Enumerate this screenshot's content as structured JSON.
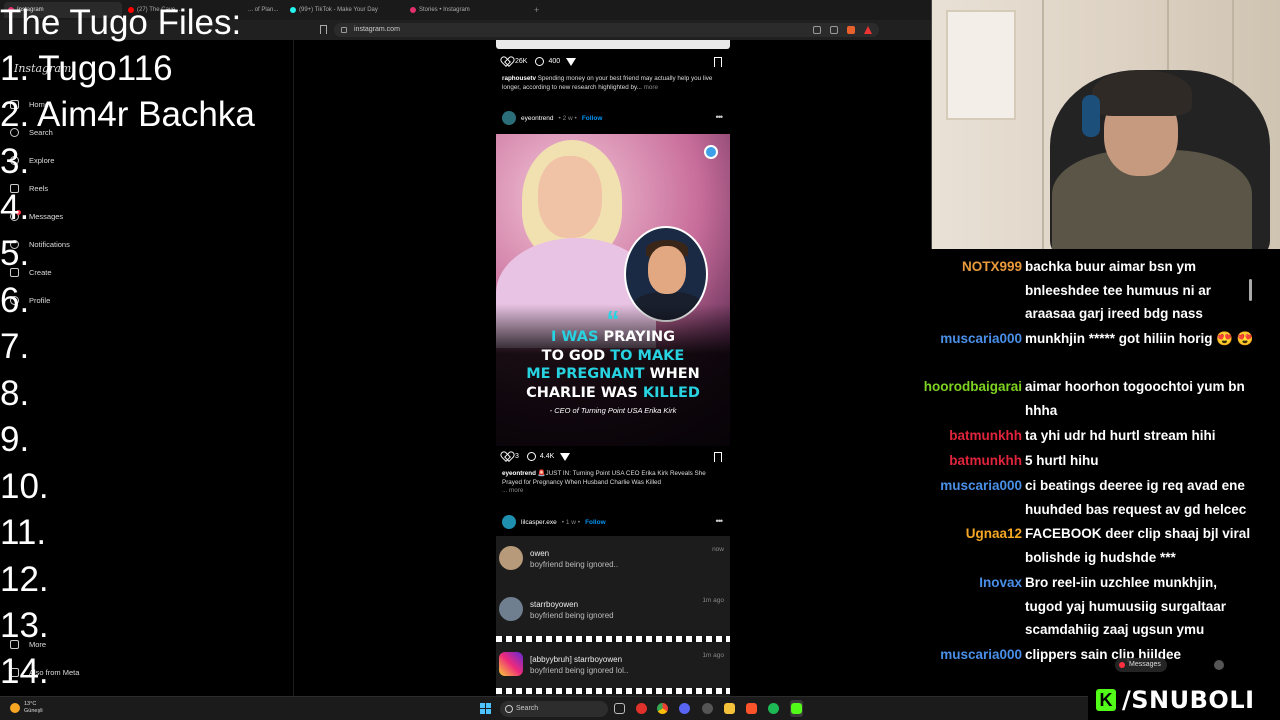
{
  "browser": {
    "tabs": [
      "Instagram",
      "(27) The Cave ...",
      "... of Plan...",
      "(99+) TikTok - Make Your Day",
      "Stories • Instagram"
    ],
    "new_tab": "+",
    "url": "instagram.com"
  },
  "overlay": {
    "title": "The Tugo Files:",
    "items": [
      "1. Tugo116",
      "2. Aim4r Bachka",
      "3.",
      "4.",
      "5.",
      "6.",
      "7.",
      "8.",
      "9.",
      "10.",
      "11.",
      "12.",
      "13.",
      "14."
    ]
  },
  "ig_sidebar": {
    "logo": "Instagram",
    "items": [
      "Home",
      "Search",
      "Explore",
      "Reels",
      "Messages",
      "Notifications",
      "Create",
      "Profile"
    ],
    "more": "More",
    "meta": "Also from Meta"
  },
  "feed": {
    "post1": {
      "likes": "26K",
      "comments": "400",
      "user": "raphousetv",
      "caption": "Spending money on your best friend may actually help you live longer, according to new research highlighted by...",
      "more": "more"
    },
    "post2": {
      "user": "eyeontrend",
      "meta": "• 2 w •",
      "follow": "Follow",
      "quote_mark": "“",
      "headline_1a": "I WAS",
      "headline_1b": " PRAYING",
      "headline_2a": "TO GOD ",
      "headline_2b": "TO MAKE",
      "headline_3a": "ME PREGNANT",
      "headline_3b": " WHEN",
      "headline_4a": "CHARLIE WAS ",
      "headline_4b": "KILLED",
      "subline": "- CEO of Turning Point USA Erika Kirk",
      "likes": "3",
      "comments": "4.4K",
      "caption_user": "eyeontrend",
      "caption": "🚨JUST IN: Turning Point USA CEO Erika Kirk Reveals She Prayed for Pregnancy When Husband Charlie Was Killed",
      "more": "... more"
    },
    "post3": {
      "user": "lilcasper.exe",
      "meta": "• 1 w •",
      "follow": "Follow",
      "notifications": [
        {
          "name": "owen",
          "text": "boyfriend being ignored..",
          "time": "now"
        },
        {
          "name": "starrboyowen",
          "text": "boyfriend being ignored",
          "time": "1m ago"
        },
        {
          "name": "[abbyybruh] starrboyowen",
          "text": "boyfriend being ignored lol..",
          "time": "1m ago"
        }
      ]
    }
  },
  "chat": {
    "messages": [
      {
        "user": "NOTX999",
        "color": "#e89a3c",
        "text": "bachka buur aimar bsn ym bnleeshdee tee humuus ni ar araasaa garj ireed bdg nass"
      },
      {
        "user": "muscaria000",
        "color": "#4a8fe7",
        "text": "munkhjin ***** got hiliin horig 😍 😍"
      },
      {
        "user": "hoorodbaigarai",
        "color": "#7ed321",
        "text": "aimar hoorhon togoochtoi yum bn hhha"
      },
      {
        "user": "batmunkhh",
        "color": "#e0243b",
        "text": "ta yhi udr hd hurtl stream hihi"
      },
      {
        "user": "batmunkhh",
        "color": "#e0243b",
        "text": "5 hurtl hihu"
      },
      {
        "user": "muscaria000",
        "color": "#4a8fe7",
        "text": "ci beatings deeree ig req avad ene huuhded bas request av gd helcec"
      },
      {
        "user": "Ugnaa12",
        "color": "#f5a623",
        "text": "FACEBOOK deer clip shaaj bjl viral bolishde ig hudshde ***"
      },
      {
        "user": "Inovax",
        "color": "#4a8fe7",
        "text": "Bro reel-iin uzchlee munkhjin, tugod yaj humuusiig surgaltaar scamdahiig zaaj ugsun ymu"
      },
      {
        "user": "muscaria000",
        "color": "#4a8fe7",
        "text": "clippers sain clip hiildee"
      }
    ],
    "messages_pill": "Messages"
  },
  "brand": {
    "logo": "K",
    "name": "/SNUBOLI"
  },
  "taskbar": {
    "temp": "13°C",
    "weather": "Güneşli",
    "search": "Search"
  }
}
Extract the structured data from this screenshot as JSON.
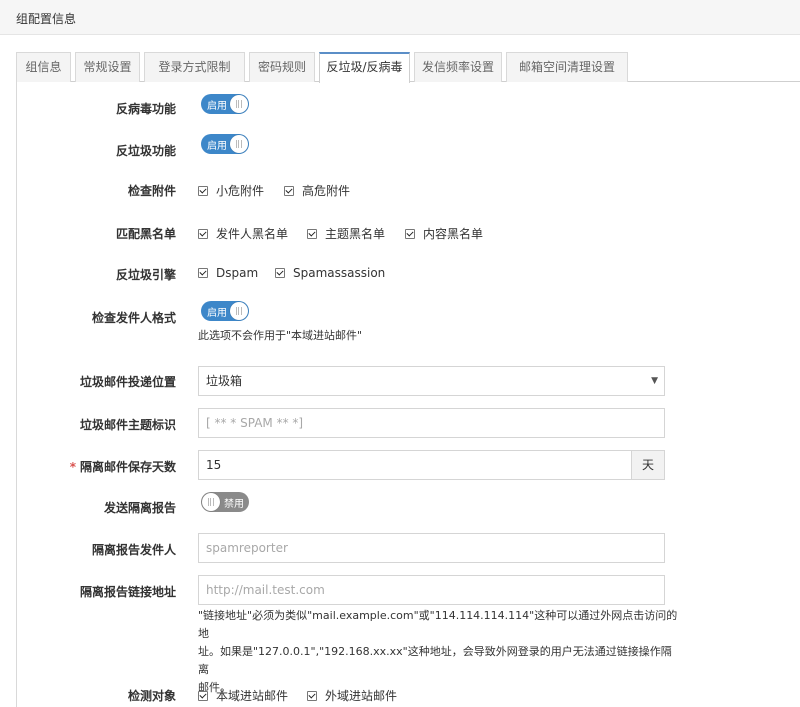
{
  "header": {
    "title": "组配置信息"
  },
  "tabs": [
    {
      "label": "组信息"
    },
    {
      "label": "常规设置"
    },
    {
      "label": "登录方式限制"
    },
    {
      "label": "密码规则"
    },
    {
      "label": "反垃圾/反病毒"
    },
    {
      "label": "发信频率设置"
    },
    {
      "label": "邮箱空间清理设置"
    }
  ],
  "active_tab": "反垃圾/反病毒",
  "form": {
    "antivirus": {
      "label": "反病毒功能",
      "state": "启用"
    },
    "antispam": {
      "label": "反垃圾功能",
      "state": "启用"
    },
    "check_attach": {
      "label": "检查附件",
      "options": [
        "小危附件",
        "高危附件"
      ]
    },
    "blacklist": {
      "label": "匹配黑名单",
      "options": [
        "发件人黑名单",
        "主题黑名单",
        "内容黑名单"
      ]
    },
    "engine": {
      "label": "反垃圾引擎",
      "options": [
        "Dspam",
        "Spamassassion"
      ]
    },
    "sender_format": {
      "label": "检查发件人格式",
      "state": "启用",
      "hint": "此选项不会作用于\"本域进站邮件\""
    },
    "deliver_location": {
      "label": "垃圾邮件投递位置",
      "value": "垃圾箱"
    },
    "subject_tag": {
      "label": "垃圾邮件主题标识",
      "placeholder": "[ ** * SPAM ** *]"
    },
    "quarantine_days": {
      "label": "隔离邮件保存天数",
      "required_mark": "*",
      "value": "15",
      "unit": "天"
    },
    "send_report": {
      "label": "发送隔离报告",
      "state": "禁用"
    },
    "report_sender": {
      "label": "隔离报告发件人",
      "placeholder": "spamreporter"
    },
    "report_link": {
      "label": "隔离报告链接地址",
      "placeholder": "http://mail.test.com",
      "hint_lines": [
        "\"链接地址\"必须为类似\"mail.example.com\"或\"114.114.114.114\"这种可以通过外网点击访问的地",
        "址。如果是\"127.0.0.1\",\"192.168.xx.xx\"这种地址，会导致外网登录的用户无法通过链接操作隔离",
        "邮件。"
      ]
    },
    "detect_target": {
      "label": "检测对象",
      "options": [
        "本域进站邮件",
        "外域进站邮件"
      ]
    }
  },
  "colors": {
    "accent": "#3d87c9",
    "toggle_off": "#8a8a8a",
    "required": "#d9534f"
  }
}
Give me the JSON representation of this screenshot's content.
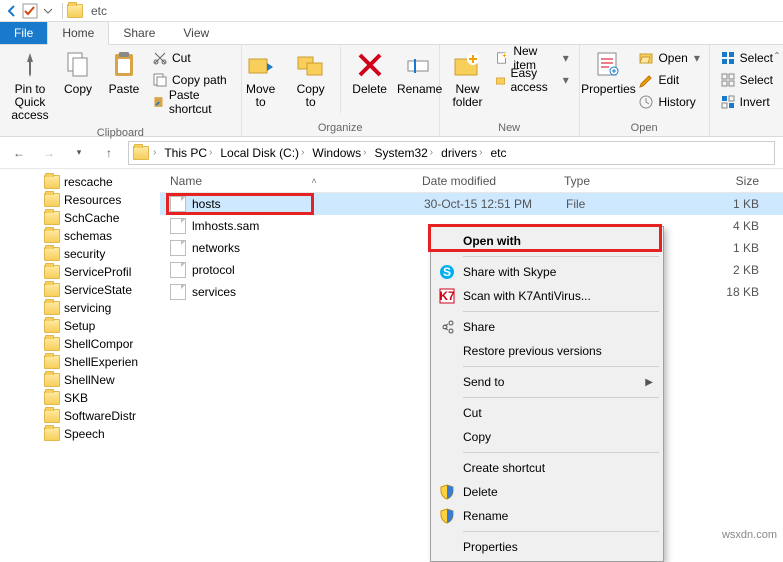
{
  "window": {
    "title": "etc"
  },
  "tabs": {
    "file": "File",
    "home": "Home",
    "share": "Share",
    "view": "View"
  },
  "ribbon": {
    "clipboard": {
      "label": "Clipboard",
      "pin": "Pin to Quick access",
      "copy": "Copy",
      "paste": "Paste",
      "cut": "Cut",
      "copypath": "Copy path",
      "pasteshortcut": "Paste shortcut"
    },
    "organize": {
      "label": "Organize",
      "moveto": "Move to",
      "copyto": "Copy to",
      "delete": "Delete",
      "rename": "Rename"
    },
    "new": {
      "label": "New",
      "newfolder": "New folder",
      "newitem": "New item",
      "easyaccess": "Easy access"
    },
    "open": {
      "label": "Open",
      "properties": "Properties",
      "open": "Open",
      "edit": "Edit",
      "history": "History"
    },
    "select": {
      "selectall": "Select",
      "selectnone": "Select",
      "invert": "Invert"
    }
  },
  "breadcrumbs": [
    "This PC",
    "Local Disk (C:)",
    "Windows",
    "System32",
    "drivers",
    "etc"
  ],
  "tree": [
    "rescache",
    "Resources",
    "SchCache",
    "schemas",
    "security",
    "ServiceProfil",
    "ServiceState",
    "servicing",
    "Setup",
    "ShellCompor",
    "ShellExperien",
    "ShellNew",
    "SKB",
    "SoftwareDistr",
    "Speech"
  ],
  "columns": {
    "name": "Name",
    "date": "Date modified",
    "type": "Type",
    "size": "Size"
  },
  "files": [
    {
      "name": "hosts",
      "date": "30-Oct-15 12:51 PM",
      "type": "File",
      "size": "1 KB",
      "selected": true
    },
    {
      "name": "lmhosts.sam",
      "date": "",
      "type": "",
      "size": "4 KB"
    },
    {
      "name": "networks",
      "date": "",
      "type": "",
      "size": "1 KB"
    },
    {
      "name": "protocol",
      "date": "",
      "type": "",
      "size": "2 KB"
    },
    {
      "name": "services",
      "date": "",
      "type": "",
      "size": "18 KB"
    }
  ],
  "context": {
    "openwith": "Open with",
    "skype": "Share with Skype",
    "k7": "Scan with K7AntiVirus...",
    "share": "Share",
    "restore": "Restore previous versions",
    "sendto": "Send to",
    "cut": "Cut",
    "copy": "Copy",
    "createshortcut": "Create shortcut",
    "delete": "Delete",
    "rename": "Rename",
    "properties": "Properties"
  },
  "watermark": "wsxdn.com"
}
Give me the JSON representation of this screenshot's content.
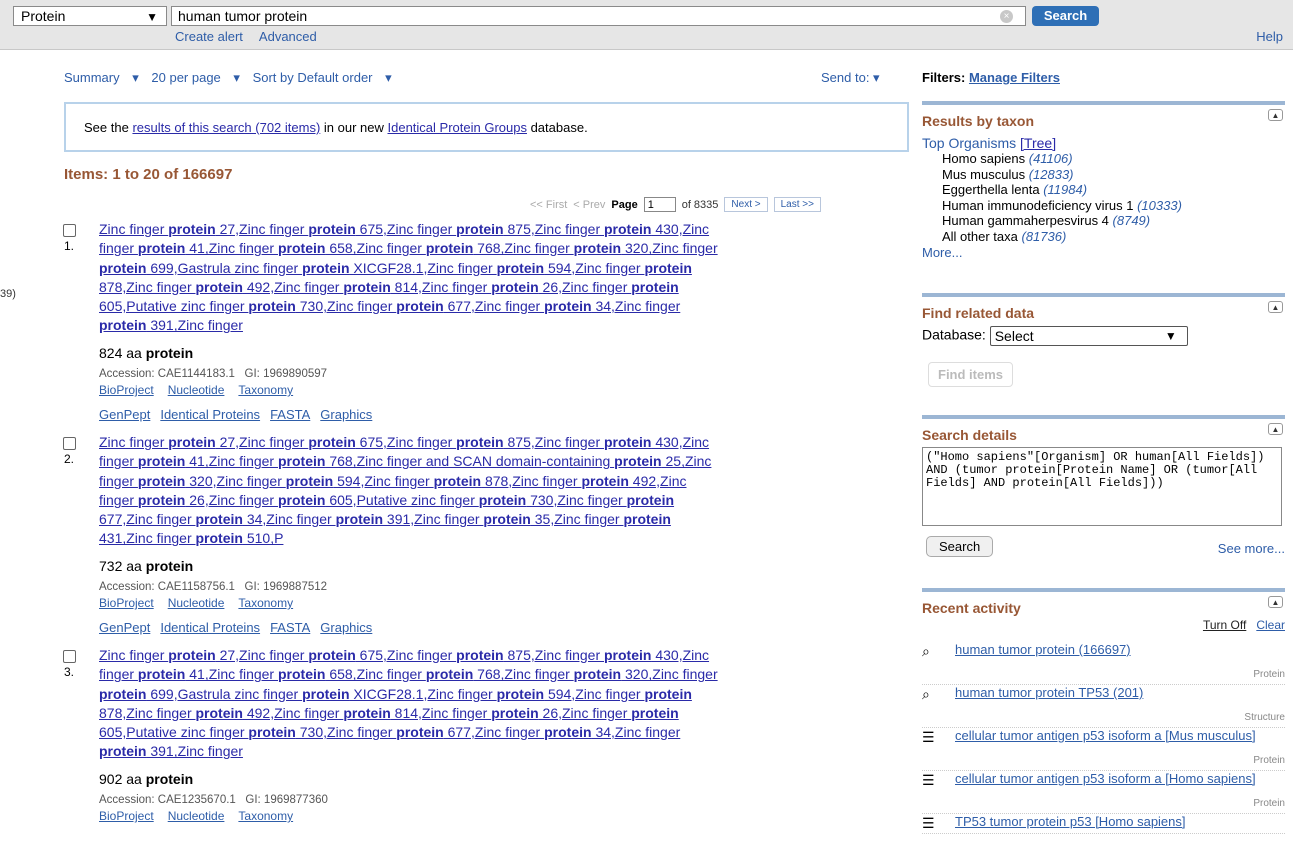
{
  "topbar": {
    "database": "Protein",
    "query": "human tumor protein",
    "search_label": "Search",
    "create_alert": "Create alert",
    "advanced": "Advanced",
    "help": "Help"
  },
  "left_cut": "39)",
  "summary": {
    "format": "Summary",
    "per_page": "20 per page",
    "sort": "Sort by Default order",
    "send_to": "Send to:"
  },
  "notice": {
    "pre": "See the ",
    "link1": "results of this search (702 items)",
    "mid": " in our new ",
    "link2": "Identical Protein Groups",
    "post": " database."
  },
  "items_header": "Items: 1 to 20 of 166697",
  "pager": {
    "first": "<< First",
    "prev": "< Prev",
    "page_label": "Page",
    "page": "1",
    "of": "of 8335",
    "next": "Next >",
    "last": "Last >>"
  },
  "records": [
    {
      "num": "1.",
      "title_lines": [
        "Zinc finger protein 27,Zinc finger protein 675,Zinc finger protein 875,Zinc finger protein 430,Zinc",
        "finger protein 41,Zinc finger protein 658,Zinc finger protein 768,Zinc finger protein 320,Zinc finger",
        "protein 699,Gastrula zinc finger protein XICGF28.1,Zinc finger protein 594,Zinc finger protein",
        "878,Zinc finger protein 492,Zinc finger protein 814,Zinc finger protein 26,Zinc finger protein",
        "605,Putative zinc finger protein 730,Zinc finger protein 677,Zinc finger protein 34,Zinc finger",
        "protein 391,Zinc finger"
      ],
      "aa": "824 aa ",
      "aa_bold": "protein",
      "accession": "Accession: CAE1144183.1   GI: 1969890597",
      "links1": [
        "BioProject",
        "Nucleotide",
        "Taxonomy"
      ],
      "links2": [
        "GenPept",
        "Identical Proteins",
        "FASTA",
        "Graphics"
      ]
    },
    {
      "num": "2.",
      "title_lines": [
        "Zinc finger protein 27,Zinc finger protein 675,Zinc finger protein 875,Zinc finger protein 430,Zinc",
        "finger protein 41,Zinc finger protein 768,Zinc finger and SCAN domain-containing protein 25,Zinc",
        "finger protein 320,Zinc finger protein 594,Zinc finger protein 878,Zinc finger protein 492,Zinc",
        "finger protein 26,Zinc finger protein 605,Putative zinc finger protein 730,Zinc finger protein",
        "677,Zinc finger protein 34,Zinc finger protein 391,Zinc finger protein 35,Zinc finger protein",
        "431,Zinc finger protein 510,P"
      ],
      "aa": "732 aa ",
      "aa_bold": "protein",
      "accession": "Accession: CAE1158756.1   GI: 1969887512",
      "links1": [
        "BioProject",
        "Nucleotide",
        "Taxonomy"
      ],
      "links2": [
        "GenPept",
        "Identical Proteins",
        "FASTA",
        "Graphics"
      ]
    },
    {
      "num": "3.",
      "title_lines": [
        "Zinc finger protein 27,Zinc finger protein 675,Zinc finger protein 875,Zinc finger protein 430,Zinc",
        "finger protein 41,Zinc finger protein 658,Zinc finger protein 768,Zinc finger protein 320,Zinc finger",
        "protein 699,Gastrula zinc finger protein XICGF28.1,Zinc finger protein 594,Zinc finger protein",
        "878,Zinc finger protein 492,Zinc finger protein 814,Zinc finger protein 26,Zinc finger protein",
        "605,Putative zinc finger protein 730,Zinc finger protein 677,Zinc finger protein 34,Zinc finger",
        "protein 391,Zinc finger"
      ],
      "aa": "902 aa ",
      "aa_bold": "protein",
      "accession": "Accession: CAE1235670.1   GI: 1969877360",
      "links1": [
        "BioProject",
        "Nucleotide",
        "Taxonomy"
      ],
      "links2": []
    }
  ],
  "filters": {
    "label": "Filters: ",
    "manage": "Manage Filters"
  },
  "taxon": {
    "title": "Results by taxon",
    "top": "Top Organisms",
    "tree": "[Tree]",
    "organisms": [
      {
        "name": "Homo sapiens",
        "count": "(41106)"
      },
      {
        "name": "Mus musculus",
        "count": "(12833)"
      },
      {
        "name": "Eggerthella lenta",
        "count": "(11984)"
      },
      {
        "name": "Human immunodeficiency virus 1",
        "count": "(10333)"
      },
      {
        "name": "Human gammaherpesvirus 4",
        "count": "(8749)"
      },
      {
        "name": "All other taxa",
        "count": "(81736)"
      }
    ],
    "more": "More..."
  },
  "related": {
    "title": "Find related data",
    "db_label": "Database:",
    "db_value": "Select",
    "find": "Find items"
  },
  "details": {
    "title": "Search details",
    "query": "(\"Homo sapiens\"[Organism] OR human[All Fields]) AND (tumor protein[Protein Name] OR (tumor[All Fields] AND protein[All Fields]))",
    "search": "Search",
    "see_more": "See more..."
  },
  "recent": {
    "title": "Recent activity",
    "turn_off": "Turn Off",
    "clear": "Clear",
    "items": [
      {
        "icon": "search-icon",
        "text": "human tumor protein (166697)",
        "db": "Protein"
      },
      {
        "icon": "search-icon",
        "text": "human tumor protein TP53 (201)",
        "db": "Structure"
      },
      {
        "icon": "document-icon",
        "text": "cellular tumor antigen p53 isoform a [Mus musculus]",
        "db": "Protein"
      },
      {
        "icon": "document-icon",
        "text": "cellular tumor antigen p53 isoform a [Homo sapiens]",
        "db": "Protein"
      },
      {
        "icon": "document-icon",
        "text": "TP53 tumor protein p53 [Homo sapiens]",
        "db": ""
      }
    ]
  }
}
= = = = =
● Your task: Working through the records above, copy each line in which "JSON" is found.

● Expected output:
Enumerate this screenshot's content as structured JSON.
Extract the structured data from this screenshot as JSON.
Give me the JSON representation of this screenshot's content.
Give me the JSON representation of this screenshot's content.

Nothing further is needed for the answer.